Records from a collection:
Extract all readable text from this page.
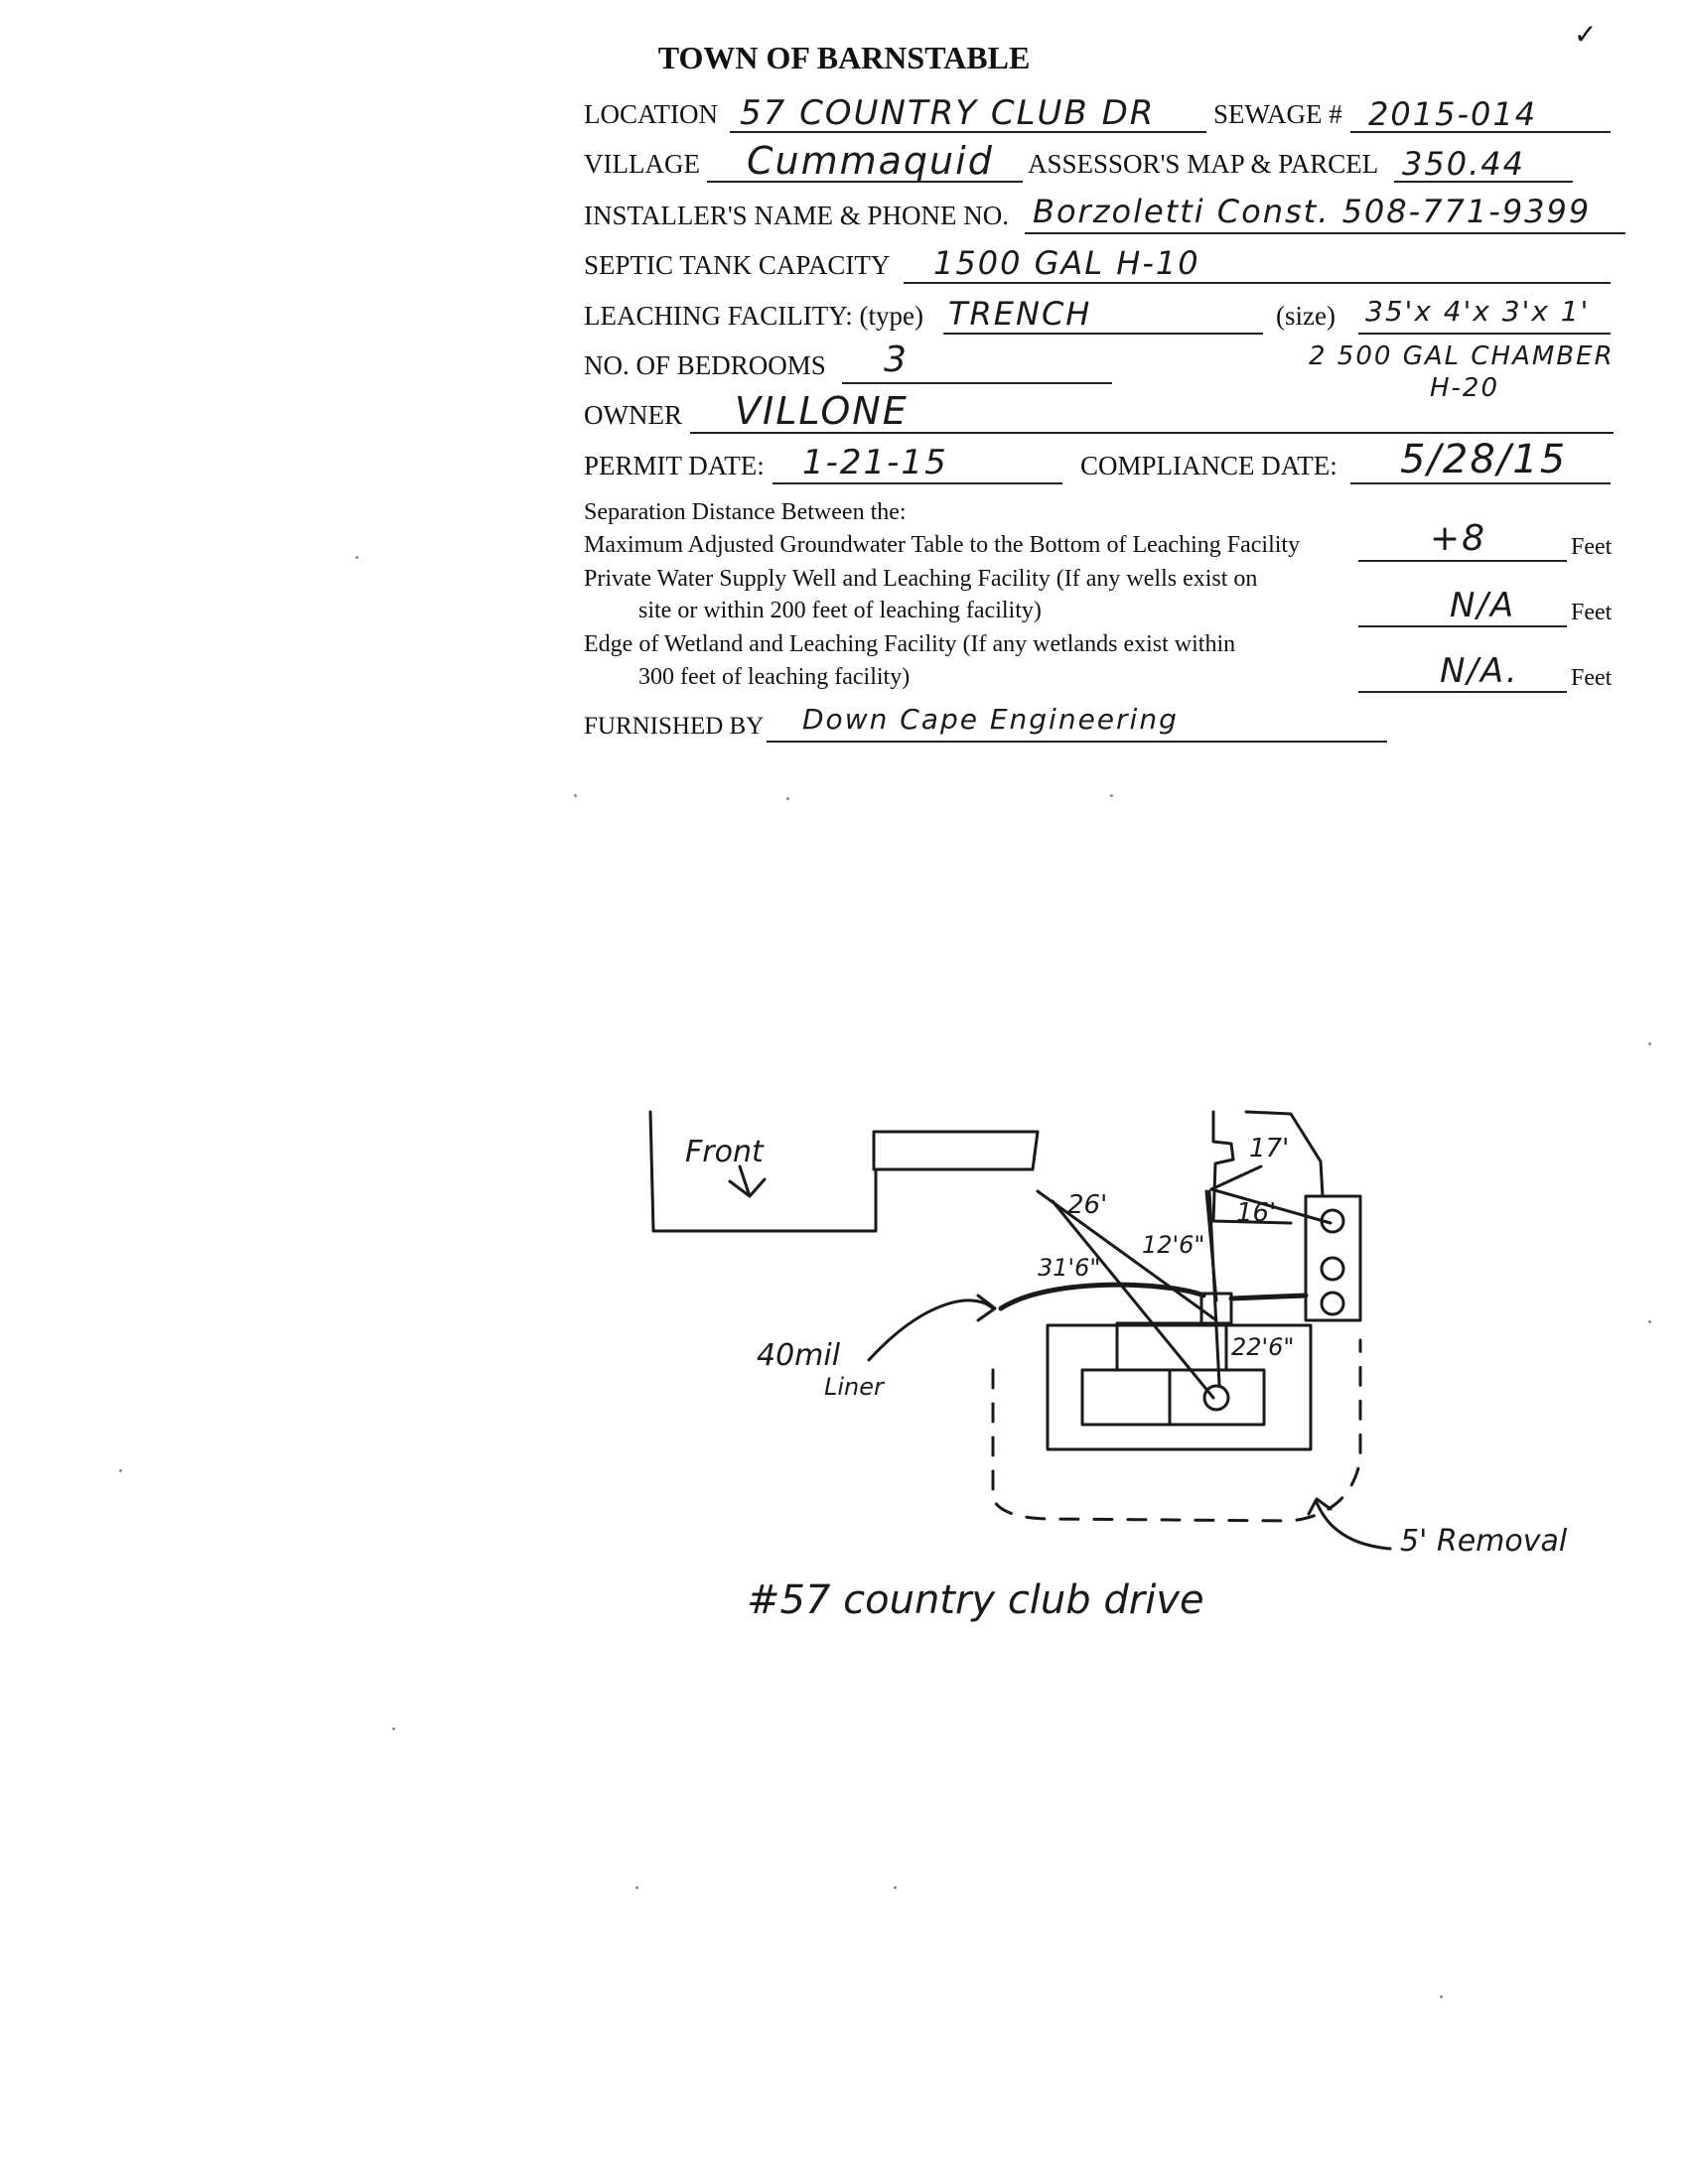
✓
TOWN OF BARNSTABLE
LOCATION 57 COUNTRY CLUB DR SEWAGE # 2015-014
VILLAGE Cummaquid ASSESSOR'S MAP & PARCEL 350.44
INSTALLER'S NAME & PHONE NO. Borzoletti Const. 508-771-9399
SEPTIC TANK CAPACITY 1500 GAL H-10
LEACHING FACILITY: (type) TRENCH	(size) 35'x 4'x 3'x 1'
NO. OF BEDROOMS 3	2 500 GAL CHAMBER
H-20
OWNER VILLONE
PERMIT DATE: 1-21-15	COMPLIANCE DATE: 5/28/15
Separation Distance Between the:
Maximum Adjusted Groundwater Table to the Bottom of Leaching Facility	+8	Feet
Private Water Supply Well and Leaching Facility (If any wells exist on
site or within 200 feet of leaching facility)	N/A Feet
Edge of Wetland and Leaching Facility (If any wetlands exist within
300 feet of leaching facility)	N/A. Feet
FURNISHED BY Down Cape Engineering
Front
26'
17'
16'
12'6"
31'6"
22'6"
40mil
Liner
5' Removal
#57 country club drive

Stated goal: What you return should match the records above word for word, minus the pictures.

Solution to this exercise:
Extract all readable text from this page.
✓
TOWN OF BARNSTABLE
LOCATION 57 COUNTRY CLUB DR SEWAGE # 2015-014
VILLAGE Cummaquid ASSESSOR'S MAP & PARCEL 350.44
INSTALLER'S NAME & PHONE NO. Borzoletti Const. 508-771-9399
SEPTIC TANK CAPACITY 1500 GAL H-10
LEACHING FACILITY: (type) TRENCH	(size) 35'x 4'x 3'x 1'
NO. OF BEDROOMS 3	2 500 GAL CHAMBER
H-20
OWNER VILLONE
PERMIT DATE: 1-21-15	COMPLIANCE DATE: 5/28/15
Separation Distance Between the:
Maximum Adjusted Groundwater Table to the Bottom of Leaching Facility	+8	Feet
Private Water Supply Well and Leaching Facility (If any wells exist on
site or within 200 feet of leaching facility)	N/A Feet
Edge of Wetland and Leaching Facility (If any wetlands exist within
300 feet of leaching facility)	N/A. Feet
FURNISHED BY Down Cape Engineering
Front
26'
17'
16'
12'6"
31'6"
22'6"
40mil
Liner
5' Removal
#57 country club drive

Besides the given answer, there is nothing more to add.